(Supplied material)

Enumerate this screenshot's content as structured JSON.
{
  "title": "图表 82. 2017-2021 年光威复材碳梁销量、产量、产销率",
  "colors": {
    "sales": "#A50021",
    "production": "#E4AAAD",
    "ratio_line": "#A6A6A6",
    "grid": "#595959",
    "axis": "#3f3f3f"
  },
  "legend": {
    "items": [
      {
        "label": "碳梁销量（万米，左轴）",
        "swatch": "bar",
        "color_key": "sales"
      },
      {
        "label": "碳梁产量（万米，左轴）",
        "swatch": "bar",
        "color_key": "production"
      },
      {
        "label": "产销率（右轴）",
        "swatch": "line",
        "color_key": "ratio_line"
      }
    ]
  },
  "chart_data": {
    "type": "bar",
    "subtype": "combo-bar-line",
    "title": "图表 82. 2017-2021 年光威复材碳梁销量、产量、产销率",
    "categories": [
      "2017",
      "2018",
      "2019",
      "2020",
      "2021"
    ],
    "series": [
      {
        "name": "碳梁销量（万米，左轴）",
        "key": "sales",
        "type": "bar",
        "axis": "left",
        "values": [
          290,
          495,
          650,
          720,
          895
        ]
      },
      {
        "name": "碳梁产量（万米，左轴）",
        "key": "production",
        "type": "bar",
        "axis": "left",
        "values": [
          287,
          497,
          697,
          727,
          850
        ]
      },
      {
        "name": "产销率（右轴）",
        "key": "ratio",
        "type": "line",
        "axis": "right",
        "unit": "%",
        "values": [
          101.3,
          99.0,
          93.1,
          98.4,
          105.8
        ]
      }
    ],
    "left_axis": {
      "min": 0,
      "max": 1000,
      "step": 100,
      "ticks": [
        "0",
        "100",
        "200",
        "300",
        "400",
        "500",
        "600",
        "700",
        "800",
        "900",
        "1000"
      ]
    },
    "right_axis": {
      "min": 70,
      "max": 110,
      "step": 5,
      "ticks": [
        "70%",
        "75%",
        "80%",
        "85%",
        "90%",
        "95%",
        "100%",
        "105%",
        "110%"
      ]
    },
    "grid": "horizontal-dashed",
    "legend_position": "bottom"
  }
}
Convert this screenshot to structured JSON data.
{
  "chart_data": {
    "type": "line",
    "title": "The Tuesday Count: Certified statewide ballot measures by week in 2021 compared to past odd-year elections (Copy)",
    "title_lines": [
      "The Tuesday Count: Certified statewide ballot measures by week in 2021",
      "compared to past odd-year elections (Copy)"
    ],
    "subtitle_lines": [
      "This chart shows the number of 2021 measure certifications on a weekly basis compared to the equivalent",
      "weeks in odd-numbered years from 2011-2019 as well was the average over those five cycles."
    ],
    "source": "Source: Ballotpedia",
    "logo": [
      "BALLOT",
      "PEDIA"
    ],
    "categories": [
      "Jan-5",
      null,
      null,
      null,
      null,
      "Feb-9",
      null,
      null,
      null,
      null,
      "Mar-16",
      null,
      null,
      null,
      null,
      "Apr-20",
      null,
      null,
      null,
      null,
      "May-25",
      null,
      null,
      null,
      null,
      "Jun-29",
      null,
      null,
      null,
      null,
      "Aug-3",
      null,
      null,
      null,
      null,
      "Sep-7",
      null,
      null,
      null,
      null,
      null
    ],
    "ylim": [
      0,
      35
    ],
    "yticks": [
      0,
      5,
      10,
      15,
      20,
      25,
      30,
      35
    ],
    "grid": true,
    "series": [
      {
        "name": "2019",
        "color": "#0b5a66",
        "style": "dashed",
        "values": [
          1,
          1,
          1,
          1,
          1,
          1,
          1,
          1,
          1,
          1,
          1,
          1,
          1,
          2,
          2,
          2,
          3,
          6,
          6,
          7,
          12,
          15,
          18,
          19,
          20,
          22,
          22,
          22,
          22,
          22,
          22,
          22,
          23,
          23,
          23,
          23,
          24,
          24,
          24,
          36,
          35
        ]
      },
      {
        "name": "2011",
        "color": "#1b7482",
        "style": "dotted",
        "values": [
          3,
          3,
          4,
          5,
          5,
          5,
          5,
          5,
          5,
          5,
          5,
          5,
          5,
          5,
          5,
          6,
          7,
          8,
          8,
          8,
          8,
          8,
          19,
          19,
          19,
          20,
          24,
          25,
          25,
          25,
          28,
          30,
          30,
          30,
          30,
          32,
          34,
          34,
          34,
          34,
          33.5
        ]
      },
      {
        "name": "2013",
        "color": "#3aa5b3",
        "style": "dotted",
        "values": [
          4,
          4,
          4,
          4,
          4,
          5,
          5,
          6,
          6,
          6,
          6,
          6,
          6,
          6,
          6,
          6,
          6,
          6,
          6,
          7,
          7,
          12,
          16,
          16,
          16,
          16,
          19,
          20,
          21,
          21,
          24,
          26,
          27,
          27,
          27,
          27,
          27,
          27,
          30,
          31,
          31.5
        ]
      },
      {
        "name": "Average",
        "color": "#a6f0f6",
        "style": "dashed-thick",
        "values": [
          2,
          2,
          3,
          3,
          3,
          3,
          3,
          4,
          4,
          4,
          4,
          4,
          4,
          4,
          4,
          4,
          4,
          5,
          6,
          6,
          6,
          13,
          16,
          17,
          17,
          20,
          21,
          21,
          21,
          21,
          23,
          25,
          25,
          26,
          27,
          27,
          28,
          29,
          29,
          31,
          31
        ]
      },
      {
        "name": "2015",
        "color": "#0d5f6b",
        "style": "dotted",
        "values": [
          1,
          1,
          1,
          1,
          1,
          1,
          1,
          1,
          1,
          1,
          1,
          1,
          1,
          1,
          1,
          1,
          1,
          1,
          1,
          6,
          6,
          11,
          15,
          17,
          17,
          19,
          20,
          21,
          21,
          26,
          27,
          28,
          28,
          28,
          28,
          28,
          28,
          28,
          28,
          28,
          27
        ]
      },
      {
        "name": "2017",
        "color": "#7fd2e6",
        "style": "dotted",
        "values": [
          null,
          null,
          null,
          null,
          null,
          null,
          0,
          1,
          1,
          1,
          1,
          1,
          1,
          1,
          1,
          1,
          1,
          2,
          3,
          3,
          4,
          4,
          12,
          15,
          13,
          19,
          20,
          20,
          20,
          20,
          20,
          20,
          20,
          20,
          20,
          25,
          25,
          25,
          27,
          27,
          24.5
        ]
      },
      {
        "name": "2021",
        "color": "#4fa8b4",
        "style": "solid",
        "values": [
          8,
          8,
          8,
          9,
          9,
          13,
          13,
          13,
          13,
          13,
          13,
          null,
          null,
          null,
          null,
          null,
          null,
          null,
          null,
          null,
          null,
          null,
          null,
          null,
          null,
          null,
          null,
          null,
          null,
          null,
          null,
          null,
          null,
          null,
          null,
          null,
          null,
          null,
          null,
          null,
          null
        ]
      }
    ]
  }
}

(What is asked) Reproduce all the records precisely.

(Response to the task)
Enumerate this screenshot's content as structured JSON.
{
  "title": "图表 82. 2017-2021 年光威复材碳梁销量、产量、产销率",
  "colors": {
    "sales": "#A50021",
    "production": "#E4AAAD",
    "ratio_line": "#A6A6A6",
    "grid": "#595959",
    "axis": "#3f3f3f"
  },
  "legend": {
    "items": [
      {
        "label": "碳梁销量（万米，左轴）",
        "swatch": "bar",
        "color_key": "sales"
      },
      {
        "label": "碳梁产量（万米，左轴）",
        "swatch": "bar",
        "color_key": "production"
      },
      {
        "label": "产销率（右轴）",
        "swatch": "line",
        "color_key": "ratio_line"
      }
    ]
  },
  "chart_data": {
    "type": "bar",
    "subtype": "combo-bar-line",
    "title": "图表 82. 2017-2021 年光威复材碳梁销量、产量、产销率",
    "categories": [
      "2017",
      "2018",
      "2019",
      "2020",
      "2021"
    ],
    "series": [
      {
        "name": "碳梁销量（万米，左轴）",
        "key": "sales",
        "type": "bar",
        "axis": "left",
        "values": [
          290,
          495,
          650,
          720,
          895
        ]
      },
      {
        "name": "碳梁产量（万米，左轴）",
        "key": "production",
        "type": "bar",
        "axis": "left",
        "values": [
          287,
          497,
          697,
          727,
          850
        ]
      },
      {
        "name": "产销率（右轴）",
        "key": "ratio",
        "type": "line",
        "axis": "right",
        "unit": "%",
        "values": [
          101.3,
          99.0,
          93.1,
          98.4,
          105.8
        ]
      }
    ],
    "left_axis": {
      "min": 0,
      "max": 1000,
      "step": 100,
      "ticks": [
        "0",
        "100",
        "200",
        "300",
        "400",
        "500",
        "600",
        "700",
        "800",
        "900",
        "1000"
      ]
    },
    "right_axis": {
      "min": 70,
      "max": 110,
      "step": 5,
      "ticks": [
        "70%",
        "75%",
        "80%",
        "85%",
        "90%",
        "95%",
        "100%",
        "105%",
        "110%"
      ]
    },
    "grid": "horizontal-dashed",
    "legend_position": "bottom"
  }
}
Convert this screenshot to structured JSON data.
{
  "chart_data": {
    "type": "line",
    "title": "The Tuesday Count: Certified statewide ballot measures by week in 2021 compared to past odd-year elections (Copy)",
    "title_lines": [
      "The Tuesday Count: Certified statewide ballot measures by week in 2021",
      "compared to past odd-year elections (Copy)"
    ],
    "subtitle_lines": [
      "This chart shows the number of 2021 measure certifications on a weekly basis compared to the equivalent",
      "weeks in odd-numbered years from 2011-2019 as well was the average over those five cycles."
    ],
    "source": "Source: Ballotpedia",
    "logo": [
      "BALLOT",
      "PEDIA"
    ],
    "categories": [
      "Jan-5",
      null,
      null,
      null,
      null,
      "Feb-9",
      null,
      null,
      null,
      null,
      "Mar-16",
      null,
      null,
      null,
      null,
      "Apr-20",
      null,
      null,
      null,
      null,
      "May-25",
      null,
      null,
      null,
      null,
      "Jun-29",
      null,
      null,
      null,
      null,
      "Aug-3",
      null,
      null,
      null,
      null,
      "Sep-7",
      null,
      null,
      null,
      null,
      null
    ],
    "ylim": [
      0,
      35
    ],
    "yticks": [
      0,
      5,
      10,
      15,
      20,
      25,
      30,
      35
    ],
    "grid": true,
    "series": [
      {
        "name": "2019",
        "color": "#0b5a66",
        "style": "dashed",
        "values": [
          1,
          1,
          1,
          1,
          1,
          1,
          1,
          1,
          1,
          1,
          1,
          1,
          1,
          2,
          2,
          2,
          3,
          6,
          6,
          7,
          12,
          15,
          18,
          19,
          20,
          22,
          22,
          22,
          22,
          22,
          22,
          22,
          23,
          23,
          23,
          23,
          24,
          24,
          24,
          36,
          35
        ]
      },
      {
        "name": "2011",
        "color": "#1b7482",
        "style": "dotted",
        "values": [
          3,
          3,
          4,
          5,
          5,
          5,
          5,
          5,
          5,
          5,
          5,
          5,
          5,
          5,
          5,
          6,
          7,
          8,
          8,
          8,
          8,
          8,
          19,
          19,
          19,
          20,
          24,
          25,
          25,
          25,
          28,
          30,
          30,
          30,
          30,
          32,
          34,
          34,
          34,
          34,
          33.5
        ]
      },
      {
        "name": "2013",
        "color": "#3aa5b3",
        "style": "dotted",
        "values": [
          4,
          4,
          4,
          4,
          4,
          5,
          5,
          6,
          6,
          6,
          6,
          6,
          6,
          6,
          6,
          6,
          6,
          6,
          6,
          7,
          7,
          12,
          16,
          16,
          16,
          16,
          19,
          20,
          21,
          21,
          24,
          26,
          27,
          27,
          27,
          27,
          27,
          27,
          30,
          31,
          31.5
        ]
      },
      {
        "name": "Average",
        "color": "#a6f0f6",
        "style": "dashed-thick",
        "values": [
          2,
          2,
          3,
          3,
          3,
          3,
          3,
          4,
          4,
          4,
          4,
          4,
          4,
          4,
          4,
          4,
          4,
          5,
          6,
          6,
          6,
          13,
          16,
          17,
          17,
          20,
          21,
          21,
          21,
          21,
          23,
          25,
          25,
          26,
          27,
          27,
          28,
          29,
          29,
          31,
          31
        ]
      },
      {
        "name": "2015",
        "color": "#0d5f6b",
        "style": "dotted",
        "values": [
          1,
          1,
          1,
          1,
          1,
          1,
          1,
          1,
          1,
          1,
          1,
          1,
          1,
          1,
          1,
          1,
          1,
          1,
          1,
          6,
          6,
          11,
          15,
          17,
          17,
          19,
          20,
          21,
          21,
          26,
          27,
          28,
          28,
          28,
          28,
          28,
          28,
          28,
          28,
          28,
          27
        ]
      },
      {
        "name": "2017",
        "color": "#7fd2e6",
        "style": "dotted",
        "values": [
          null,
          null,
          null,
          null,
          null,
          null,
          0,
          1,
          1,
          1,
          1,
          1,
          1,
          1,
          1,
          1,
          1,
          2,
          3,
          3,
          4,
          4,
          12,
          15,
          13,
          19,
          20,
          20,
          20,
          20,
          20,
          20,
          20,
          20,
          20,
          25,
          25,
          25,
          27,
          27,
          24.5
        ]
      },
      {
        "name": "2021",
        "color": "#4fa8b4",
        "style": "solid",
        "values": [
          8,
          8,
          8,
          9,
          9,
          13,
          13,
          13,
          13,
          13,
          13,
          null,
          null,
          null,
          null,
          null,
          null,
          null,
          null,
          null,
          null,
          null,
          null,
          null,
          null,
          null,
          null,
          null,
          null,
          null,
          null,
          null,
          null,
          null,
          null,
          null,
          null,
          null,
          null,
          null,
          null
        ]
      }
    ]
  }
}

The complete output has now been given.